--- START OF Provided information ---

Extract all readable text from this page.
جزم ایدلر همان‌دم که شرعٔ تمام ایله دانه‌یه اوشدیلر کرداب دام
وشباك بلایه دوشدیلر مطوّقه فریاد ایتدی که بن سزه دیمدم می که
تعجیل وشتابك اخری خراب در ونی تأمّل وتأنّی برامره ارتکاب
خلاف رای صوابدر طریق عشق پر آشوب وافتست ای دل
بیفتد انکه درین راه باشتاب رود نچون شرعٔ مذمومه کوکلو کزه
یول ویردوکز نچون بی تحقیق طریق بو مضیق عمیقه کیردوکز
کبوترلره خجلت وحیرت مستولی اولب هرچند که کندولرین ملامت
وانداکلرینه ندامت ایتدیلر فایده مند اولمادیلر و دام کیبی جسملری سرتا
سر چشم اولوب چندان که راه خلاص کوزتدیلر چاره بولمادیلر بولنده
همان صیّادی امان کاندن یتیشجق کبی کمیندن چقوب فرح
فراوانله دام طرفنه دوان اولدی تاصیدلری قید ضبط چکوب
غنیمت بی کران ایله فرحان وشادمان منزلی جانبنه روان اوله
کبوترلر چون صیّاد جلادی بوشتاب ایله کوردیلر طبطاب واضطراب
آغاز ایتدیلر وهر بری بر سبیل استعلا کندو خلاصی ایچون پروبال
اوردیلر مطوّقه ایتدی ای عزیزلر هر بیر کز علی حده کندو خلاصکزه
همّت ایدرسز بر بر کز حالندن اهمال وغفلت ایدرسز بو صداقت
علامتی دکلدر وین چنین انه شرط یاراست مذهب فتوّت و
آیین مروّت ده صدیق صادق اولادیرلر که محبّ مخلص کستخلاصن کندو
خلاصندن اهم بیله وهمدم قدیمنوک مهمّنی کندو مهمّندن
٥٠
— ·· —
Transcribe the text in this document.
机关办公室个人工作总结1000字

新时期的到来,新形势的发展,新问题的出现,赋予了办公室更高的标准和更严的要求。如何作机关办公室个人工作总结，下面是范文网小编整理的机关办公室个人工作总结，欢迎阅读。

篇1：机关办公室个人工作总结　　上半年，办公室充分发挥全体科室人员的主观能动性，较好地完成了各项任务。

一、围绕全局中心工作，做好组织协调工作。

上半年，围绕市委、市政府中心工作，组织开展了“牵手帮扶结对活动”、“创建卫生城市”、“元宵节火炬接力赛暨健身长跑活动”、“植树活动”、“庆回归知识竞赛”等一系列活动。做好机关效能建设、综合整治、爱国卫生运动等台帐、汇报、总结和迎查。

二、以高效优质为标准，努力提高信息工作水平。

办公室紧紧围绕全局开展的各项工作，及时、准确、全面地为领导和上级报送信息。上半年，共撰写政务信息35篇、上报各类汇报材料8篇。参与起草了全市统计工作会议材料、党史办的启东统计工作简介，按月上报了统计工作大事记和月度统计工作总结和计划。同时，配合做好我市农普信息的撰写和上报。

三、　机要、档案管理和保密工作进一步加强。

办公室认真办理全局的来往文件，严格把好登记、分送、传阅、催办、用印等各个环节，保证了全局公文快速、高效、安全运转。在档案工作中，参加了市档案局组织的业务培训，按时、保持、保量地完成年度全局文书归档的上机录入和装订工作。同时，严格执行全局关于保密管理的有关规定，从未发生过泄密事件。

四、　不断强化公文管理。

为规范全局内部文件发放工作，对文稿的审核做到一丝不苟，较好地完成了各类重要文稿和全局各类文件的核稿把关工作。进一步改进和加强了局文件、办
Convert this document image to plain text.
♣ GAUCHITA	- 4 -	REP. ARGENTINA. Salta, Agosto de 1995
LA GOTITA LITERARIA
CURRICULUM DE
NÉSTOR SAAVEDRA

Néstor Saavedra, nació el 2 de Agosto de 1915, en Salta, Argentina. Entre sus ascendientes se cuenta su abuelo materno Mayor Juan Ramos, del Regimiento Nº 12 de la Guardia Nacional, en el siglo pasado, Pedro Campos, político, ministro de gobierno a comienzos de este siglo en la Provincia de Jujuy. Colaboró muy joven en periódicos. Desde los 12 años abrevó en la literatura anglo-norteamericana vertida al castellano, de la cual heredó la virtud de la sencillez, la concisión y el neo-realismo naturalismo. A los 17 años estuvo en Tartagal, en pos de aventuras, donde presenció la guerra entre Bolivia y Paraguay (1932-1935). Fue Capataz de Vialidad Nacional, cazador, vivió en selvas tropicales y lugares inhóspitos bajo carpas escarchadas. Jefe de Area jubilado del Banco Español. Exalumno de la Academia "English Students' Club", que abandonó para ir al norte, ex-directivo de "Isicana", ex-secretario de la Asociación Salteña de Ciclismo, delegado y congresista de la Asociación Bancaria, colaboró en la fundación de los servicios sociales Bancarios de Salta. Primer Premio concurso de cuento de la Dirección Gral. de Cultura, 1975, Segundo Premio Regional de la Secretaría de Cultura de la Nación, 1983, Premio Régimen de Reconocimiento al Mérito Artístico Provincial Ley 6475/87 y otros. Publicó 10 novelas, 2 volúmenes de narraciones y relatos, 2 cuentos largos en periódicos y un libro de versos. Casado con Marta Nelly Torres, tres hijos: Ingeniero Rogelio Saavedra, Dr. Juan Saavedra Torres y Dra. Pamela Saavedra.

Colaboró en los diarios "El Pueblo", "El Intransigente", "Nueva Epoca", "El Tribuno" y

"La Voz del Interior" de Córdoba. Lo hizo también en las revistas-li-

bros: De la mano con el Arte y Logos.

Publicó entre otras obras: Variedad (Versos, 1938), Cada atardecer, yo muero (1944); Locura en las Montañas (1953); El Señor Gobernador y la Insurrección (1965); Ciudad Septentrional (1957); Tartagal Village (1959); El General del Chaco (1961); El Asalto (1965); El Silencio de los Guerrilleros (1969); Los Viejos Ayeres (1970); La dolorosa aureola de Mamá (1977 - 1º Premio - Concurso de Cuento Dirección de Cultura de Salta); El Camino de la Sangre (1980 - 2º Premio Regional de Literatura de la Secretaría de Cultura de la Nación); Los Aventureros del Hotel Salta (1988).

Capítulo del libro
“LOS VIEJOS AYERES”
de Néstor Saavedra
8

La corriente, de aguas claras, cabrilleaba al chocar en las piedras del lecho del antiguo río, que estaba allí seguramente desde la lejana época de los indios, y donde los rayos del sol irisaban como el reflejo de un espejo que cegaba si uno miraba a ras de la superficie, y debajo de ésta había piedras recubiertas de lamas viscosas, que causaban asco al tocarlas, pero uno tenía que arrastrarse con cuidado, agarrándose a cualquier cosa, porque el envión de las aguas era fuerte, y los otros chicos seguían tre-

--- END OF Provided information ---

Set task ->
Every entry above needs to be quoted exactly.

The reply ->
Extract all readable text from this page.
جزم ایدلر همان‌دم که شرعٔ تمام ایله دانه‌یه اوشدیلر کرداب دام
وشباك بلایه دوشدیلر مطوّقه فریاد ایتدی که بن سزه دیمدم می که
تعجیل وشتابك اخری خراب در ونی تأمّل وتأنّی برامره ارتکاب
خلاف رای صوابدر طریق عشق پر آشوب وافتست ای دل
بیفتد انکه درین راه باشتاب رود نچون شرعٔ مذمومه کوکلو کزه
یول ویردوکز نچون بی تحقیق طریق بو مضیق عمیقه کیردوکز
کبوترلره خجلت وحیرت مستولی اولب هرچند که کندولرین ملامت
وانداکلرینه ندامت ایتدیلر فایده مند اولمادیلر و دام کیبی جسملری سرتا
سر چشم اولوب چندان که راه خلاص کوزتدیلر چاره بولمادیلر بولنده
همان صیّادی امان کاندن یتیشجق کبی کمیندن چقوب فرح
فراوانله دام طرفنه دوان اولدی تاصیدلری قید ضبط چکوب
غنیمت بی کران ایله فرحان وشادمان منزلی جانبنه روان اوله
کبوترلر چون صیّاد جلادی بوشتاب ایله کوردیلر طبطاب واضطراب
آغاز ایتدیلر وهر بری بر سبیل استعلا کندو خلاصی ایچون پروبال
اوردیلر مطوّقه ایتدی ای عزیزلر هر بیر کز علی حده کندو خلاصکزه
همّت ایدرسز بر بر کز حالندن اهمال وغفلت ایدرسز بو صداقت
علامتی دکلدر وین چنین انه شرط یاراست مذهب فتوّت و
آیین مروّت ده صدیق صادق اولادیرلر که محبّ مخلص کستخلاصن کندو
خلاصندن اهم بیله وهمدم قدیمنوک مهمّنی کندو مهمّندن
٥٠
— ·· —
Transcribe the text in this document.
机关办公室个人工作总结1000字

新时期的到来,新形势的发展,新问题的出现,赋予了办公室更高的标准和更严的要求。如何作机关办公室个人工作总结，下面是范文网小编整理的机关办公室个人工作总结，欢迎阅读。

篇1：机关办公室个人工作总结　　上半年，办公室充分发挥全体科室人员的主观能动性，较好地完成了各项任务。

一、围绕全局中心工作，做好组织协调工作。

上半年，围绕市委、市政府中心工作，组织开展了“牵手帮扶结对活动”、“创建卫生城市”、“元宵节火炬接力赛暨健身长跑活动”、“植树活动”、“庆回归知识竞赛”等一系列活动。做好机关效能建设、综合整治、爱国卫生运动等台帐、汇报、总结和迎查。

二、以高效优质为标准，努力提高信息工作水平。

办公室紧紧围绕全局开展的各项工作，及时、准确、全面地为领导和上级报送信息。上半年，共撰写政务信息35篇、上报各类汇报材料8篇。参与起草了全市统计工作会议材料、党史办的启东统计工作简介，按月上报了统计工作大事记和月度统计工作总结和计划。同时，配合做好我市农普信息的撰写和上报。

三、　机要、档案管理和保密工作进一步加强。

办公室认真办理全局的来往文件，严格把好登记、分送、传阅、催办、用印等各个环节，保证了全局公文快速、高效、安全运转。在档案工作中，参加了市档案局组织的业务培训，按时、保持、保量地完成年度全局文书归档的上机录入和装订工作。同时，严格执行全局关于保密管理的有关规定，从未发生过泄密事件。

四、　不断强化公文管理。

为规范全局内部文件发放工作，对文稿的审核做到一丝不苟，较好地完成了各类重要文稿和全局各类文件的核稿把关工作。进一步改进和加强了局文件、办
Convert this document image to plain text.
♣ GAUCHITA	- 4 -	REP. ARGENTINA. Salta, Agosto de 1995
LA GOTITA LITERARIA
CURRICULUM DE
NÉSTOR SAAVEDRA

Néstor Saavedra, nació el 2 de Agosto de 1915, en Salta, Argentina. Entre sus ascendientes se cuenta su abuelo materno Mayor Juan Ramos, del Regimiento Nº 12 de la Guardia Nacional, en el siglo pasado, Pedro Campos, político, ministro de gobierno a comienzos de este siglo en la Provincia de Jujuy. Colaboró muy joven en periódicos. Desde los 12 años abrevó en la literatura anglo-norteamericana vertida al castellano, de la cual heredó la virtud de la sencillez, la concisión y el neo-realismo naturalismo. A los 17 años estuvo en Tartagal, en pos de aventuras, donde presenció la guerra entre Bolivia y Paraguay (1932-1935). Fue Capataz de Vialidad Nacional, cazador, vivió en selvas tropicales y lugares inhóspitos bajo carpas escarchadas. Jefe de Area jubilado del Banco Español. Exalumno de la Academia "English Students' Club", que abandonó para ir al norte, ex-directivo de "Isicana", ex-secretario de la Asociación Salteña de Ciclismo, delegado y congresista de la Asociación Bancaria, colaboró en la fundación de los servicios sociales Bancarios de Salta. Primer Premio concurso de cuento de la Dirección Gral. de Cultura, 1975, Segundo Premio Regional de la Secretaría de Cultura de la Nación, 1983, Premio Régimen de Reconocimiento al Mérito Artístico Provincial Ley 6475/87 y otros. Publicó 10 novelas, 2 volúmenes de narraciones y relatos, 2 cuentos largos en periódicos y un libro de versos. Casado con Marta Nelly Torres, tres hijos: Ingeniero Rogelio Saavedra, Dr. Juan Saavedra Torres y Dra. Pamela Saavedra.

Colaboró en los diarios "El Pueblo", "El Intransigente", "Nueva Epoca", "El Tribuno" y

"La Voz del Interior" de Córdoba. Lo hizo también en las revistas-li-

bros: De la mano con el Arte y Logos.

Publicó entre otras obras: Variedad (Versos, 1938), Cada atardecer, yo muero (1944); Locura en las Montañas (1953); El Señor Gobernador y la Insurrección (1965); Ciudad Septentrional (1957); Tartagal Village (1959); El General del Chaco (1961); El Asalto (1965); El Silencio de los Guerrilleros (1969); Los Viejos Ayeres (1970); La dolorosa aureola de Mamá (1977 - 1º Premio - Concurso de Cuento Dirección de Cultura de Salta); El Camino de la Sangre (1980 - 2º Premio Regional de Literatura de la Secretaría de Cultura de la Nación); Los Aventureros del Hotel Salta (1988).

Capítulo del libro
“LOS VIEJOS AYERES”
de Néstor Saavedra
8

La corriente, de aguas claras, cabrilleaba al chocar en las piedras del lecho del antiguo río, que estaba allí seguramente desde la lejana época de los indios, y donde los rayos del sol irisaban como el reflejo de un espejo que cegaba si uno miraba a ras de la superficie, y debajo de ésta había piedras recubiertas de lamas viscosas, que causaban asco al tocarlas, pero uno tenía que arrastrarse con cuidado, agarrándose a cualquier cosa, porque el envión de las aguas era fuerte, y los otros chicos seguían tre-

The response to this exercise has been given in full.